**Stored entries:**
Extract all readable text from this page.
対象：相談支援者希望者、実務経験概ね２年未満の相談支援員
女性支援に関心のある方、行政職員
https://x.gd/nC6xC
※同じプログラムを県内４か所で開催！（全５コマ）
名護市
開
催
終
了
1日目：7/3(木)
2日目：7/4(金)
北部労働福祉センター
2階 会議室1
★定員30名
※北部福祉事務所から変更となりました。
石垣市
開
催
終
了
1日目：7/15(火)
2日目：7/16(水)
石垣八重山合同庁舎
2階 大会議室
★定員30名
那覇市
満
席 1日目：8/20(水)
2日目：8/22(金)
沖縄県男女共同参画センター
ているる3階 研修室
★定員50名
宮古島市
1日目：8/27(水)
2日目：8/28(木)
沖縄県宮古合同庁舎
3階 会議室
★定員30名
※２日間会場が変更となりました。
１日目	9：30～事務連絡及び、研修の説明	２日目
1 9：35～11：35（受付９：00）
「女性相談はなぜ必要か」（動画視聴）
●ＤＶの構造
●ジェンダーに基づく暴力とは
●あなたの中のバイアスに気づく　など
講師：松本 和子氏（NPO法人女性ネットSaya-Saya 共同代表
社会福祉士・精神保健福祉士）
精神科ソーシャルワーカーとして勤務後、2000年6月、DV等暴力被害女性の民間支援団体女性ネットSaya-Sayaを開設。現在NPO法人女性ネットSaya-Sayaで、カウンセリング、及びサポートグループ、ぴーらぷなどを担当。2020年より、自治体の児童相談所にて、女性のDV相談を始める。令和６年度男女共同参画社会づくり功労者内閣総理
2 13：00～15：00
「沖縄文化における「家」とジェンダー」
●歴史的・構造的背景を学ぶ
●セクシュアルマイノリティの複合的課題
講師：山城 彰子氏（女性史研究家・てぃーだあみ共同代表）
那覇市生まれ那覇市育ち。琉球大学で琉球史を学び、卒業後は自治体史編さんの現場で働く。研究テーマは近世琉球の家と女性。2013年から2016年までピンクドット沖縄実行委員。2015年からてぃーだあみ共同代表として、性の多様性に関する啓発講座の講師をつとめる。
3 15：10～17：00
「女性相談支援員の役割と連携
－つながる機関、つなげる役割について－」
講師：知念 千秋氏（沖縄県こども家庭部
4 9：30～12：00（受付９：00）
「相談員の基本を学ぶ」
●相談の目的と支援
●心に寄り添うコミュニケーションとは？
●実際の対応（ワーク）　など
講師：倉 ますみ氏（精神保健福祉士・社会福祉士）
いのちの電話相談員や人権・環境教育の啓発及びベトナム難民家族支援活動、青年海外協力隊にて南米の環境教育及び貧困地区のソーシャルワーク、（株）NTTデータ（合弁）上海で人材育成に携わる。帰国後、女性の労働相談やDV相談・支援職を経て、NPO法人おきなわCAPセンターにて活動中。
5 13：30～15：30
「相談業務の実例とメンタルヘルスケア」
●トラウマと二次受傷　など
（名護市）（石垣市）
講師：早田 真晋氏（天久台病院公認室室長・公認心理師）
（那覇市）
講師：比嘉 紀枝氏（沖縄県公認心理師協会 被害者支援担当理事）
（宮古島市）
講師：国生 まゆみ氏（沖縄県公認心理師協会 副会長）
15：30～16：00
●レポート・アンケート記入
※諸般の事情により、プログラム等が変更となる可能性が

**Aim:**
Copy each line above that contains the word "精神保健福祉士".

**Worked solution:**
社会福祉士・精神保健福祉士）
講師：倉 ますみ氏（精神保健福祉士・社会福祉士）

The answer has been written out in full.